*TEXTE*:
**********

Ils s’appellent Sofia, Viktor, Lena et Pavel. Ou plutôt, nous les appellerons ainsi. Sofia travaille avec une association, bannie de Russie, qui lutte pour la mémoire des répressions soviétiques. Viktor, employé sur une base militaire, fait passer des informations à l’armée ukrainienne. Lena combat dans les rangs d’une unité de volontaires russes intégrée aux forces armées de Kiev. Pavel aide les réfugiés des régions russes touchées par la guerre, et en profite pour distiller des messages pacifistes.

Les contacter nous a pris plusieurs mois. Les conversations ont eu lieu par la messagerie cryptée Signal, plutôt que Telegram, soupçonnée d’être infiltrée par le FSB. Deux d’entre eux ont préféré garder éteinte leur caméra au moment de témoigner. Tous ont relu, avant publication, leurs interviews, pour s’assurer qu’il n’y restait aucune information risquant de les identifier formellement. Le risque qu’ils ont pris, en nous parlant, est considérable.

**********

*CONSIGNE 1*:
Répondez brièvement à ces questions sur le texte :
(a) Quelle messagerie a servi aux conversations ?
(b) Où travaille Viktor ?
(c) Combien de personnes ont gardé leur caméra éteinte en témoignant ?
*CONSIGNE 2*: Extrayez des enregistrements, s'il vous plaît, les lignes qui vont du début jusqu'à celle contenant « note-item [85,497,545,526] », incluse.

*ENREGISTREMENTS*:
**********

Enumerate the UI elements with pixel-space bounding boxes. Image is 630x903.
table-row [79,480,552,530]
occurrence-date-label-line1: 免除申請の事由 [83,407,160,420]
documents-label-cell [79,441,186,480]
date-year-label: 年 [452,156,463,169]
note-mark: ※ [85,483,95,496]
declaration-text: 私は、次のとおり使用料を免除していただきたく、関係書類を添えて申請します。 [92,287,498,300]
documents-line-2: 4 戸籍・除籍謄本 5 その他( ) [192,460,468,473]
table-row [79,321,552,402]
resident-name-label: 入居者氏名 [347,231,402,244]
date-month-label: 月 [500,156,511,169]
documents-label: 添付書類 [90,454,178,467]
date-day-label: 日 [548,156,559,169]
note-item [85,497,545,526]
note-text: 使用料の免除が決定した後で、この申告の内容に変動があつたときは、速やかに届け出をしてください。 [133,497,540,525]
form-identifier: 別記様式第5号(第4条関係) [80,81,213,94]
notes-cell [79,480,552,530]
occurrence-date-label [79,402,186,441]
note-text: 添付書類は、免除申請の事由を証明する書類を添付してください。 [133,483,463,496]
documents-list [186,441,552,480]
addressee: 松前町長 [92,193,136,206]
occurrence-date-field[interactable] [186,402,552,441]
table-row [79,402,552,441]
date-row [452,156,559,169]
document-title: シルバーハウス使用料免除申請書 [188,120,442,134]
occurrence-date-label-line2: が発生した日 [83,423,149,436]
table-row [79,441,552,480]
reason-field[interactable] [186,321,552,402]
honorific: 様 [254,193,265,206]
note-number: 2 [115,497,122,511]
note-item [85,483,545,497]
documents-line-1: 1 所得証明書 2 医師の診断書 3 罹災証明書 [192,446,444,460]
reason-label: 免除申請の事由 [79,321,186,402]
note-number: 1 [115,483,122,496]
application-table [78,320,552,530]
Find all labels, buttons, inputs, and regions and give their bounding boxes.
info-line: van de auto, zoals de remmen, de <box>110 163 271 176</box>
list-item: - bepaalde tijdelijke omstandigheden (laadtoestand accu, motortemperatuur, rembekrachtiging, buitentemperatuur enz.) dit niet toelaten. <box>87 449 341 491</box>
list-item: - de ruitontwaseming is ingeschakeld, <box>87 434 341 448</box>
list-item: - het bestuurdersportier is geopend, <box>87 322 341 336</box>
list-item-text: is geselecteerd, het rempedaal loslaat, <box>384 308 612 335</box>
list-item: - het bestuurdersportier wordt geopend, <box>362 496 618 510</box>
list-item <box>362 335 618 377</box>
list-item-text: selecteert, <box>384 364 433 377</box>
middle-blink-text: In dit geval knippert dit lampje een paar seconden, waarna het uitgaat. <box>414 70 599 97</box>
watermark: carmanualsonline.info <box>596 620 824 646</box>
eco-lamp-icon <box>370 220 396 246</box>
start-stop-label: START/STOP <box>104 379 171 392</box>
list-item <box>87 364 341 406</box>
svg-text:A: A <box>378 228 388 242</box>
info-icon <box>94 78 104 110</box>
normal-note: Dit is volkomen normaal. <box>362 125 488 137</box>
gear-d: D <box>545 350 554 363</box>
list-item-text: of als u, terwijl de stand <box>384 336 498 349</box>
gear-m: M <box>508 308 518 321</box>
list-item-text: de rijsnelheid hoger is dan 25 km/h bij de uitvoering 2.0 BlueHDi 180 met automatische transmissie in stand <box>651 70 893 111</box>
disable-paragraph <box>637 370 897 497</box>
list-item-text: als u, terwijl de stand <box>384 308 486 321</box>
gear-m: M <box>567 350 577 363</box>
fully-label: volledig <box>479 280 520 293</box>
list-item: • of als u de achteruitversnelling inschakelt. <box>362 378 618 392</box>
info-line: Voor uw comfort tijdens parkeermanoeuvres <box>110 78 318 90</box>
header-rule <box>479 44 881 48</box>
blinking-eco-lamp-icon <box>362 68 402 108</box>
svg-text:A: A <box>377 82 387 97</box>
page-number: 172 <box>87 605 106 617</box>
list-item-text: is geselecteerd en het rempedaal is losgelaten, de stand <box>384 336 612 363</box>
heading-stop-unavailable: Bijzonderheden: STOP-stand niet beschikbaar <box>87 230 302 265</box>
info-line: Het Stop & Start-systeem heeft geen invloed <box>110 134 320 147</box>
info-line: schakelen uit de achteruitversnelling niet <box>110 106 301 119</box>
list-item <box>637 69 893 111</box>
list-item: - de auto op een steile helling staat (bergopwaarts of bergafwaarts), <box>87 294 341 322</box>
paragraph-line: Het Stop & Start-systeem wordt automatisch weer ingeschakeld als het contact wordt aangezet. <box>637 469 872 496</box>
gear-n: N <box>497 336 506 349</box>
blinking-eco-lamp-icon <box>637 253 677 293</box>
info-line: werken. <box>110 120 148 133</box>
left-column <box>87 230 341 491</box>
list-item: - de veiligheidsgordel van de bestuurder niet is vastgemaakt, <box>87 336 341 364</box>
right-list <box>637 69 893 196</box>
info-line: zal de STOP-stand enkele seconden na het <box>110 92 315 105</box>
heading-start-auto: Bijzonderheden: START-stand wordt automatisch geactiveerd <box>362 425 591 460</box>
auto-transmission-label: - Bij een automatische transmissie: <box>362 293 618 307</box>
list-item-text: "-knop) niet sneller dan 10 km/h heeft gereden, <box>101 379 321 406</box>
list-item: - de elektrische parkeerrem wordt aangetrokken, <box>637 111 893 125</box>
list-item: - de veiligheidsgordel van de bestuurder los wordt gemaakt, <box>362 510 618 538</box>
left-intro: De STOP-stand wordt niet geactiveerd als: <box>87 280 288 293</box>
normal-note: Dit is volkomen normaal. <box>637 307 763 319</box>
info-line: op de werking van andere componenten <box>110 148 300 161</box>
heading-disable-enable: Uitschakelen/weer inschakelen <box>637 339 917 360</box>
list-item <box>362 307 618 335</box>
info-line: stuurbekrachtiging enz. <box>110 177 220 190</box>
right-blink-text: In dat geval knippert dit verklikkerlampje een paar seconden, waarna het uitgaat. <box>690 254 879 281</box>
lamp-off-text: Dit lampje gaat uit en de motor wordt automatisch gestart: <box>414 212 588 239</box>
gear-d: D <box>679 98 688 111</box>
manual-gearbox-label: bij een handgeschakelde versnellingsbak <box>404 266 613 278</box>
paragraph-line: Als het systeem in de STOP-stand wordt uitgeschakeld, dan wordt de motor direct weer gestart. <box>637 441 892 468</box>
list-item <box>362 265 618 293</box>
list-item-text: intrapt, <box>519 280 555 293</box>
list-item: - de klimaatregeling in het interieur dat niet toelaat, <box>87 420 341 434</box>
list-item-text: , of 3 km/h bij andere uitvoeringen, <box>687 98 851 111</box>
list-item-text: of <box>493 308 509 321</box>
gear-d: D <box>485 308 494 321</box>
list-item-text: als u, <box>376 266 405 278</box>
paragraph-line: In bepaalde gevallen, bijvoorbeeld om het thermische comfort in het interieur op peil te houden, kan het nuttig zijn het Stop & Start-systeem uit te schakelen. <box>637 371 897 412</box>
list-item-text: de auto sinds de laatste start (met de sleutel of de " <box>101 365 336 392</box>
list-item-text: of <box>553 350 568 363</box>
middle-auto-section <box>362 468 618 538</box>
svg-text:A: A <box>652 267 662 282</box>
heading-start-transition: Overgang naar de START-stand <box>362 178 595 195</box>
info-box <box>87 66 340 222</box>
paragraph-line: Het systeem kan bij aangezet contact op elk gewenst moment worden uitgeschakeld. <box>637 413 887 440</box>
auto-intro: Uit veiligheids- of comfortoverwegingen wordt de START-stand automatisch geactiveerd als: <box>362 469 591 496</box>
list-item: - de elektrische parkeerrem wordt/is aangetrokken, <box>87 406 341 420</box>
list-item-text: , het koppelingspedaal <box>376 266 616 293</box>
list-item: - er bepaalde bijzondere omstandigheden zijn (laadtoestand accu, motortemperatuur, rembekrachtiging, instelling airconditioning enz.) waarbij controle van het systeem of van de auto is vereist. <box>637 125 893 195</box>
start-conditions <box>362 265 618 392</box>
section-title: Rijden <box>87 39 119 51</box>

**********

*RÉPONSE 1*:
(a) La messagerie cryptée Signal.
(b) Sur une base militaire.
(c) Deux.

*RÉPONSE 2*:
Enumerate the UI elements with pixel-space bounding boxes. Image is 630x903.
table-row [79,480,552,530]
occurrence-date-label-line1: 免除申請の事由 [83,407,160,420]
documents-label-cell [79,441,186,480]
date-year-label: 年 [452,156,463,169]
note-mark: ※ [85,483,95,496]
declaration-text: 私は、次のとおり使用料を免除していただきたく、関係書類を添えて申請します。 [92,287,498,300]
documents-line-2: 4 戸籍・除籍謄本 5 その他( ) [192,460,468,473]
table-row [79,321,552,402]
resident-name-label: 入居者氏名 [347,231,402,244]
date-month-label: 月 [500,156,511,169]
documents-label: 添付書類 [90,454,178,467]
date-day-label: 日 [548,156,559,169]
note-item [85,497,545,526]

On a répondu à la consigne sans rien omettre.